=== Collected data entries ===

┌──

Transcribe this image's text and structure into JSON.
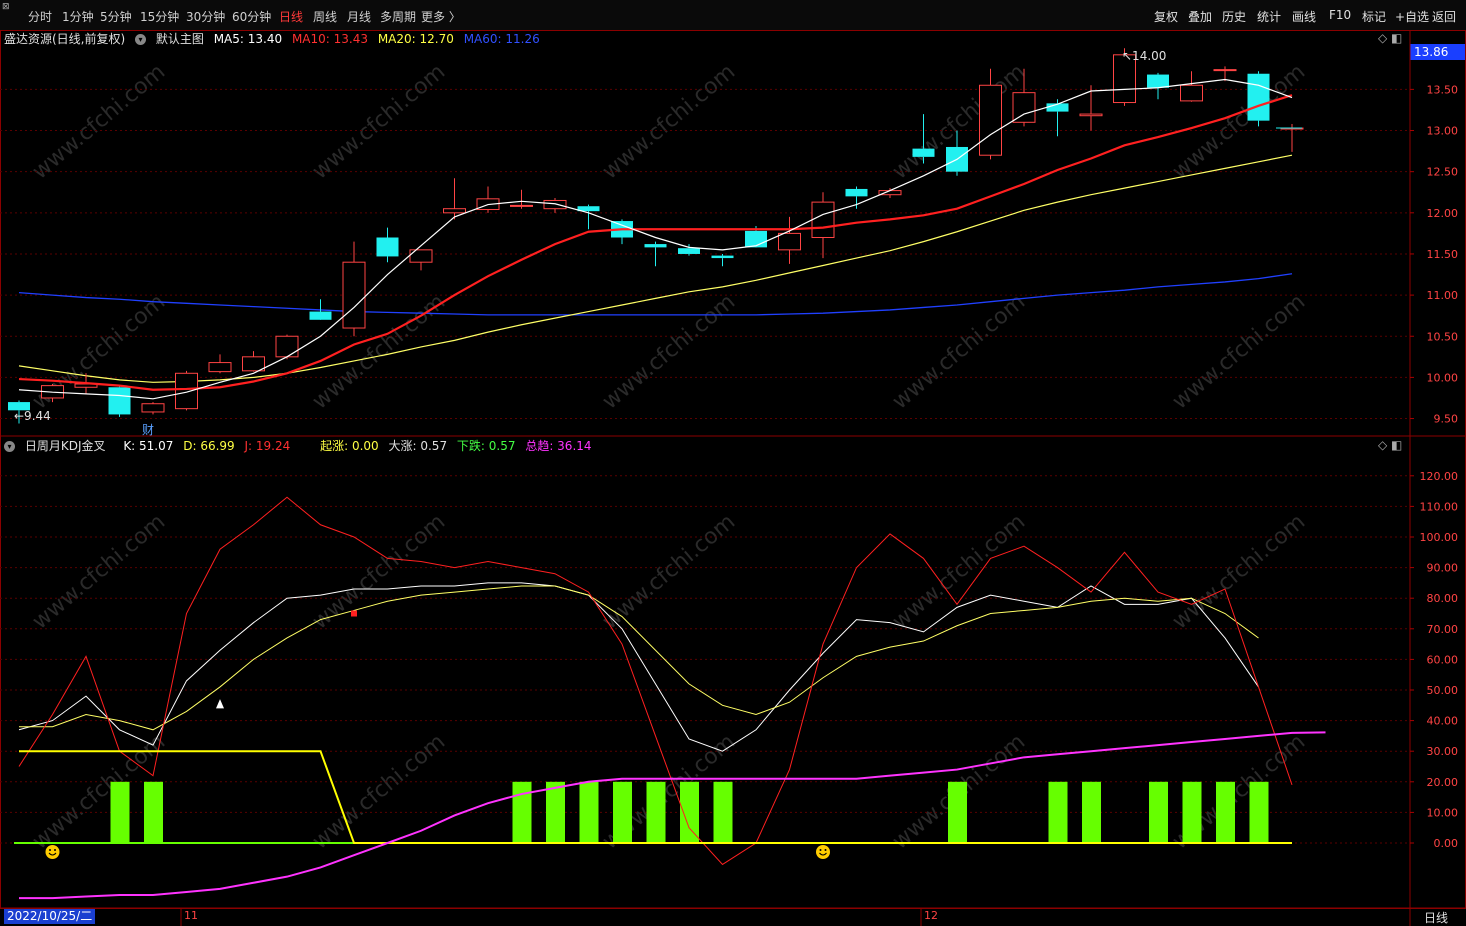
{
  "toolbar": {
    "periods": [
      "分时",
      "1分钟",
      "5分钟",
      "15分钟",
      "30分钟",
      "60分钟",
      "日线",
      "周线",
      "月线",
      "多周期",
      "更多 〉"
    ],
    "active_period": "日线",
    "tools": [
      "复权",
      "叠加",
      "历史",
      "统计",
      "画线",
      "F10",
      "标记",
      "+自选",
      "返回"
    ]
  },
  "main_header": {
    "stock": "盛达资源(日线,前复权)",
    "template": "默认主图",
    "ma5": "MA5: 13.40",
    "ma10": "MA10: 13.43",
    "ma20": "MA20: 12.70",
    "ma60": "MA60: 11.26"
  },
  "sub_header": {
    "indicator": "日周月KDJ金叉",
    "k": "K: 51.07",
    "d": "D: 66.99",
    "j": "J: 19.24",
    "qizhang": "起涨: 0.00",
    "dazhang": "大涨: 0.57",
    "xiadie": "下跌: 0.57",
    "zongqu": "总趋: 36.14"
  },
  "annotations": {
    "high": "14.00",
    "low": "9.44",
    "cai": "财",
    "current_price": "13.86"
  },
  "x_axis": {
    "date": "2022/10/25/二",
    "month11": "11",
    "month12": "12",
    "period": "日线"
  },
  "watermark": "www.cfchi.com",
  "colors": {
    "up": "#ff4444",
    "down": "#22f0f0",
    "ma5": "#ffffff",
    "ma10": "#ff2020",
    "ma20": "#ffff66",
    "ma60": "#2040ff",
    "magenta": "#ff33ff",
    "green": "#66ff00"
  },
  "chart_data": [
    {
      "type": "candlestick",
      "title": "盛达资源(日线,前复权)",
      "ylim": [
        9.3,
        14.1
      ],
      "yticks": [
        "9.50",
        "10.00",
        "10.50",
        "11.00",
        "11.50",
        "12.00",
        "12.50",
        "13.00",
        "13.50"
      ],
      "candles": [
        {
          "o": 9.7,
          "h": 9.72,
          "l": 9.44,
          "c": 9.6
        },
        {
          "o": 9.75,
          "h": 9.92,
          "l": 9.7,
          "c": 9.9
        },
        {
          "o": 9.88,
          "h": 10.05,
          "l": 9.8,
          "c": 9.92
        },
        {
          "o": 9.88,
          "h": 9.9,
          "l": 9.52,
          "c": 9.55
        },
        {
          "o": 9.58,
          "h": 9.7,
          "l": 9.55,
          "c": 9.68
        },
        {
          "o": 9.62,
          "h": 10.08,
          "l": 9.6,
          "c": 10.05
        },
        {
          "o": 10.07,
          "h": 10.28,
          "l": 10.05,
          "c": 10.18
        },
        {
          "o": 10.08,
          "h": 10.32,
          "l": 10.07,
          "c": 10.25
        },
        {
          "o": 10.25,
          "h": 10.52,
          "l": 10.22,
          "c": 10.5
        },
        {
          "o": 10.8,
          "h": 10.95,
          "l": 10.75,
          "c": 10.7
        },
        {
          "o": 10.6,
          "h": 11.65,
          "l": 10.5,
          "c": 11.4
        },
        {
          "o": 11.7,
          "h": 11.82,
          "l": 11.4,
          "c": 11.47
        },
        {
          "o": 11.4,
          "h": 11.55,
          "l": 11.3,
          "c": 11.55
        },
        {
          "o": 12.0,
          "h": 12.42,
          "l": 11.92,
          "c": 12.05
        },
        {
          "o": 12.04,
          "h": 12.32,
          "l": 12.0,
          "c": 12.17
        },
        {
          "o": 12.08,
          "h": 12.28,
          "l": 12.05,
          "c": 12.09
        },
        {
          "o": 12.05,
          "h": 12.18,
          "l": 12.0,
          "c": 12.15
        },
        {
          "o": 12.08,
          "h": 12.1,
          "l": 11.8,
          "c": 12.02
        },
        {
          "o": 11.9,
          "h": 11.92,
          "l": 11.62,
          "c": 11.7
        },
        {
          "o": 11.62,
          "h": 11.65,
          "l": 11.35,
          "c": 11.58
        },
        {
          "o": 11.57,
          "h": 11.62,
          "l": 11.48,
          "c": 11.5
        },
        {
          "o": 11.48,
          "h": 11.5,
          "l": 11.35,
          "c": 11.45
        },
        {
          "o": 11.78,
          "h": 11.84,
          "l": 11.6,
          "c": 11.58
        },
        {
          "o": 11.55,
          "h": 11.95,
          "l": 11.38,
          "c": 11.75
        },
        {
          "o": 11.7,
          "h": 12.25,
          "l": 11.45,
          "c": 12.13
        },
        {
          "o": 12.29,
          "h": 12.32,
          "l": 12.05,
          "c": 12.2
        },
        {
          "o": 12.22,
          "h": 12.3,
          "l": 12.18,
          "c": 12.27
        },
        {
          "o": 12.78,
          "h": 13.2,
          "l": 12.6,
          "c": 12.68
        },
        {
          "o": 12.8,
          "h": 13.0,
          "l": 12.45,
          "c": 12.5
        },
        {
          "o": 12.7,
          "h": 13.75,
          "l": 12.65,
          "c": 13.55
        },
        {
          "o": 13.1,
          "h": 13.75,
          "l": 13.05,
          "c": 13.46
        },
        {
          "o": 13.33,
          "h": 13.38,
          "l": 12.93,
          "c": 13.23
        },
        {
          "o": 13.18,
          "h": 13.55,
          "l": 13.0,
          "c": 13.2
        },
        {
          "o": 13.34,
          "h": 14.0,
          "l": 13.3,
          "c": 13.92
        },
        {
          "o": 13.68,
          "h": 13.7,
          "l": 13.38,
          "c": 13.52
        },
        {
          "o": 13.36,
          "h": 13.72,
          "l": 13.35,
          "c": 13.55
        },
        {
          "o": 13.74,
          "h": 13.78,
          "l": 13.6,
          "c": 13.74
        },
        {
          "o": 13.69,
          "h": 13.72,
          "l": 13.05,
          "c": 13.12
        },
        {
          "o": 13.02,
          "h": 13.08,
          "l": 12.74,
          "c": 13.03
        }
      ],
      "ma5": [
        9.85,
        9.82,
        9.8,
        9.78,
        9.74,
        9.82,
        9.94,
        10.05,
        10.25,
        10.5,
        10.85,
        11.25,
        11.6,
        11.95,
        12.1,
        12.14,
        12.11,
        12.0,
        11.85,
        11.7,
        11.58,
        11.55,
        11.6,
        11.78,
        11.98,
        12.1,
        12.27,
        12.45,
        12.65,
        12.95,
        13.2,
        13.32,
        13.48,
        13.5,
        13.52,
        13.57,
        13.62,
        13.55,
        13.4
      ],
      "ma10": [
        9.98,
        9.96,
        9.93,
        9.9,
        9.85,
        9.86,
        9.88,
        9.95,
        10.05,
        10.2,
        10.4,
        10.53,
        10.75,
        11.0,
        11.23,
        11.43,
        11.62,
        11.77,
        11.8,
        11.8,
        11.8,
        11.8,
        11.8,
        11.8,
        11.82,
        11.88,
        11.92,
        11.97,
        12.05,
        12.2,
        12.35,
        12.52,
        12.66,
        12.82,
        12.92,
        13.03,
        13.15,
        13.3,
        13.43
      ],
      "ma20": [
        10.14,
        10.08,
        10.02,
        9.97,
        9.94,
        9.95,
        9.97,
        10.0,
        10.05,
        10.12,
        10.2,
        10.28,
        10.37,
        10.45,
        10.55,
        10.64,
        10.72,
        10.8,
        10.88,
        10.96,
        11.04,
        11.1,
        11.18,
        11.27,
        11.36,
        11.45,
        11.54,
        11.65,
        11.77,
        11.9,
        12.03,
        12.13,
        12.22,
        12.3,
        12.38,
        12.46,
        12.54,
        12.62,
        12.7
      ],
      "ma60": [
        11.03,
        11.0,
        10.97,
        10.95,
        10.92,
        10.9,
        10.88,
        10.86,
        10.84,
        10.82,
        10.8,
        10.79,
        10.78,
        10.77,
        10.76,
        10.76,
        10.76,
        10.76,
        10.76,
        10.76,
        10.76,
        10.76,
        10.76,
        10.77,
        10.78,
        10.8,
        10.82,
        10.85,
        10.88,
        10.92,
        10.96,
        11.0,
        11.03,
        11.06,
        11.1,
        11.13,
        11.16,
        11.2,
        11.26
      ]
    },
    {
      "type": "line",
      "title": "日周月KDJ金叉",
      "ylim": [
        -20,
        125
      ],
      "yticks": [
        "0.00",
        "10.00",
        "20.00",
        "30.00",
        "40.00",
        "50.00",
        "60.00",
        "70.00",
        "80.00",
        "90.00",
        "100.00",
        "110.00",
        "120.00"
      ],
      "series": [
        {
          "name": "K",
          "values": [
            37,
            40,
            48,
            37,
            32,
            53,
            63,
            72,
            80,
            81,
            83,
            83,
            84,
            84,
            85,
            85,
            84,
            81,
            70,
            52,
            34,
            30,
            37,
            50,
            62,
            73,
            72,
            69,
            77,
            81,
            79,
            77,
            84,
            78,
            78,
            80,
            67,
            51
          ]
        },
        {
          "name": "D",
          "values": [
            38,
            38,
            42,
            40,
            37,
            43,
            51,
            60,
            67,
            73,
            76,
            79,
            81,
            82,
            83,
            84,
            84,
            81,
            74,
            63,
            52,
            45,
            42,
            46,
            54,
            61,
            64,
            66,
            71,
            75,
            76,
            77,
            79,
            80,
            79,
            80,
            75,
            67
          ]
        },
        {
          "name": "J",
          "values": [
            25,
            42,
            61,
            30,
            22,
            75,
            96,
            104,
            113,
            104,
            100,
            93,
            92,
            90,
            92,
            90,
            88,
            82,
            65,
            35,
            5,
            -7,
            0,
            24,
            65,
            90,
            101,
            93,
            78,
            93,
            97,
            90,
            82,
            95,
            82,
            78,
            83,
            51,
            19
          ]
        },
        {
          "name": "起涨",
          "values": [
            30,
            30,
            30,
            30,
            30,
            30,
            30,
            30,
            30,
            30,
            0,
            0,
            0,
            0,
            0,
            0,
            0,
            0,
            0,
            0,
            0,
            0,
            0,
            0,
            0,
            0,
            0,
            0,
            0,
            0,
            0,
            0,
            0,
            0,
            0,
            0,
            0,
            0,
            0
          ]
        },
        {
          "name": "总趋",
          "values": [
            -18,
            -18,
            -17.5,
            -17,
            -17,
            -16,
            -15,
            -13,
            -11,
            -8,
            -4,
            0,
            4,
            9,
            13,
            16,
            18,
            20,
            21,
            21,
            21,
            21,
            21,
            21,
            21,
            21,
            22,
            23,
            24,
            26,
            28,
            29,
            30,
            31,
            32,
            33,
            34,
            35,
            36,
            36.14
          ]
        }
      ],
      "bars": [
        0,
        0,
        0,
        1,
        1,
        0,
        0,
        0,
        0,
        0,
        0,
        0,
        0,
        0,
        0,
        1,
        1,
        1,
        1,
        1,
        1,
        1,
        0,
        0,
        0,
        0,
        0,
        0,
        1,
        0,
        0,
        1,
        1,
        0,
        1,
        1,
        1,
        1,
        0
      ],
      "bar_height": 20
    }
  ]
}
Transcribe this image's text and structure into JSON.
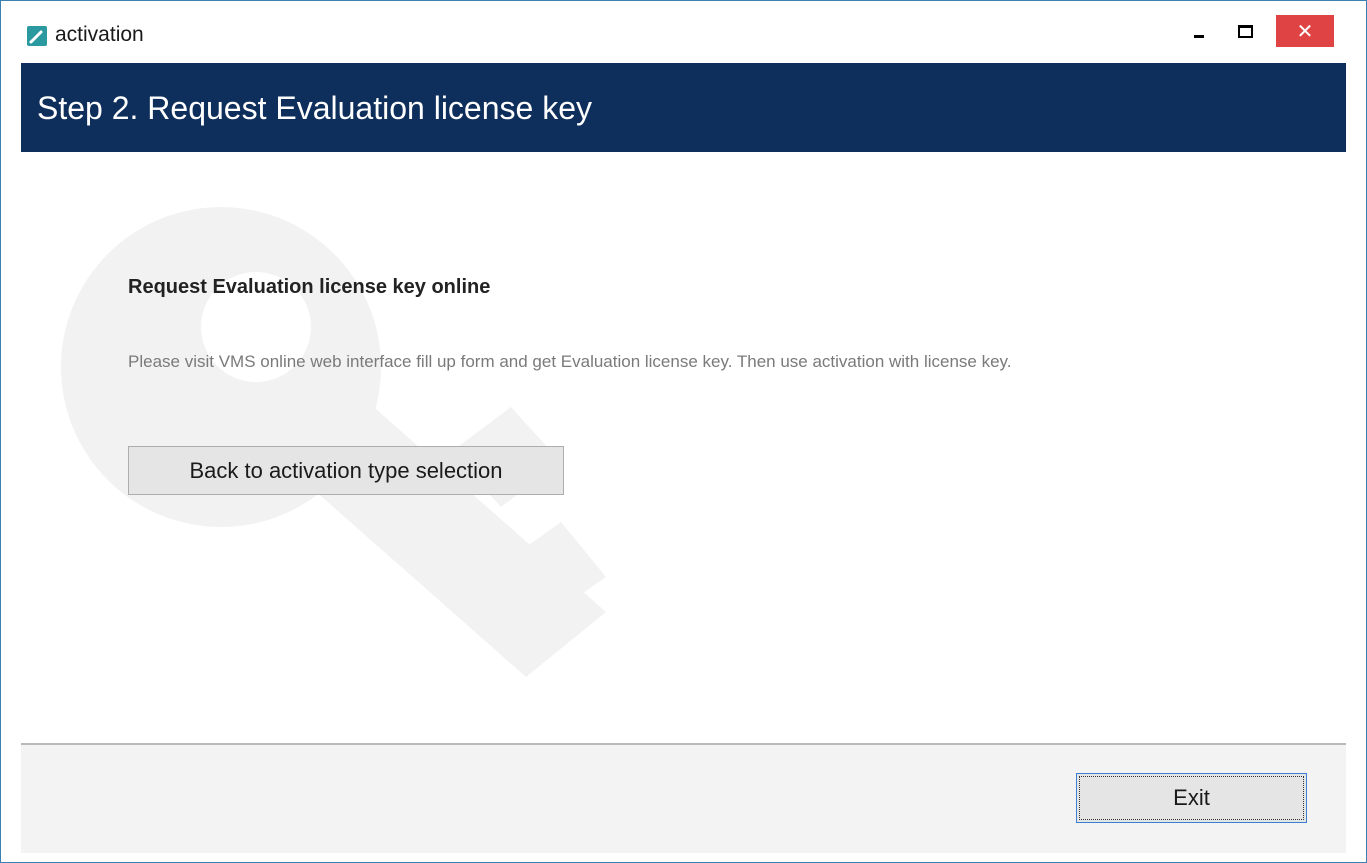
{
  "window": {
    "title": "activation",
    "icon": "activation-app-icon",
    "controls": {
      "minimize": "minimize-icon",
      "maximize": "maximize-icon",
      "close": "close-icon",
      "close_glyph": "✕",
      "close_color": "#e04343"
    }
  },
  "header": {
    "title": "Step 2. Request Evaluation license key",
    "background": "#0e2f5c"
  },
  "main": {
    "section_title": "Request Evaluation license key online",
    "description": "Please visit VMS online web interface  fill up form and get Evaluation license key. Then use activation with license key.",
    "back_button_label": "Back to activation type selection",
    "watermark_icon": "key-icon"
  },
  "footer": {
    "exit_button_label": "Exit"
  }
}
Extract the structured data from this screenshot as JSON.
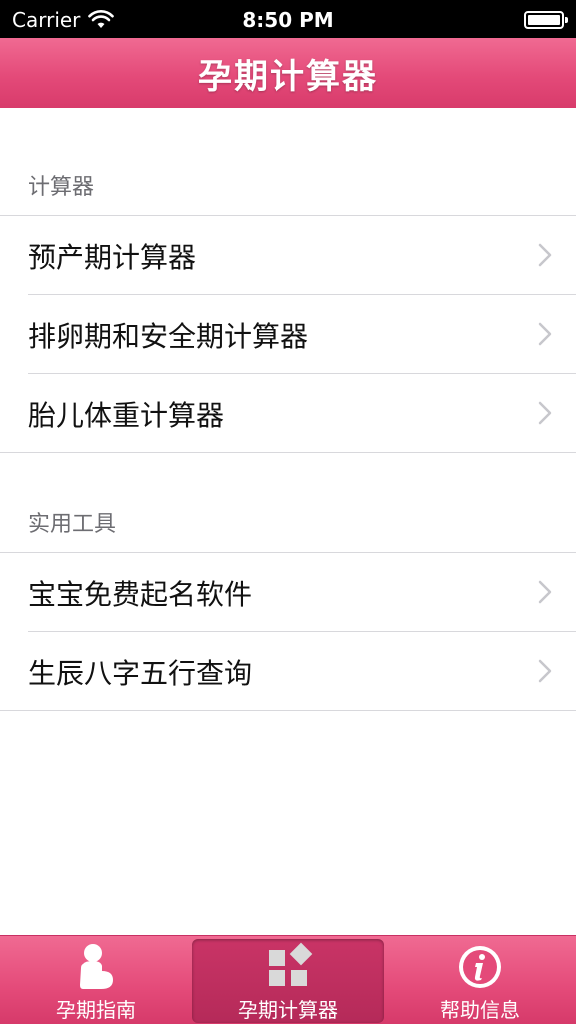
{
  "status_bar": {
    "carrier": "Carrier",
    "time": "8:50 PM"
  },
  "nav_bar": {
    "title": "孕期计算器"
  },
  "sections": [
    {
      "header": "计算器",
      "items": [
        {
          "label": "预产期计算器",
          "icon": "chevron-right-icon"
        },
        {
          "label": "排卵期和安全期计算器",
          "icon": "chevron-right-icon"
        },
        {
          "label": "胎儿体重计算器",
          "icon": "chevron-right-icon"
        }
      ]
    },
    {
      "header": "实用工具",
      "items": [
        {
          "label": "宝宝免费起名软件",
          "icon": "chevron-right-icon"
        },
        {
          "label": "生辰八字五行查询",
          "icon": "chevron-right-icon"
        }
      ]
    }
  ],
  "tab_bar": {
    "tabs": [
      {
        "label": "孕期指南",
        "icon": "pregnant-woman-icon",
        "selected": false
      },
      {
        "label": "孕期计算器",
        "icon": "blocks-icon",
        "selected": true
      },
      {
        "label": "帮助信息",
        "icon": "info-icon",
        "selected": false
      }
    ]
  },
  "colors": {
    "accent": "#e44a79",
    "accent_dark": "#b52a59",
    "section_text": "#6d6d72"
  }
}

└──

=== Work to be completed ===
Drop the pictures, then write out only the lines running from the one containing "Extract the structured" through the last line above, both included, exactly.

=== Completed task ===
Extract the structured data from this screenshot as JSON.
{
  "status_bar": {
    "carrier": "Carrier",
    "time": "8:50 PM"
  },
  "nav_bar": {
    "title": "孕期计算器"
  },
  "sections": [
    {
      "header": "计算器",
      "items": [
        {
          "label": "预产期计算器",
          "icon": "chevron-right-icon"
        },
        {
          "label": "排卵期和安全期计算器",
          "icon": "chevron-right-icon"
        },
        {
          "label": "胎儿体重计算器",
          "icon": "chevron-right-icon"
        }
      ]
    },
    {
      "header": "实用工具",
      "items": [
        {
          "label": "宝宝免费起名软件",
          "icon": "chevron-right-icon"
        },
        {
          "label": "生辰八字五行查询",
          "icon": "chevron-right-icon"
        }
      ]
    }
  ],
  "tab_bar": {
    "tabs": [
      {
        "label": "孕期指南",
        "icon": "pregnant-woman-icon",
        "selected": false
      },
      {
        "label": "孕期计算器",
        "icon": "blocks-icon",
        "selected": true
      },
      {
        "label": "帮助信息",
        "icon": "info-icon",
        "selected": false
      }
    ]
  },
  "colors": {
    "accent": "#e44a79",
    "accent_dark": "#b52a59",
    "section_text": "#6d6d72"
  }
}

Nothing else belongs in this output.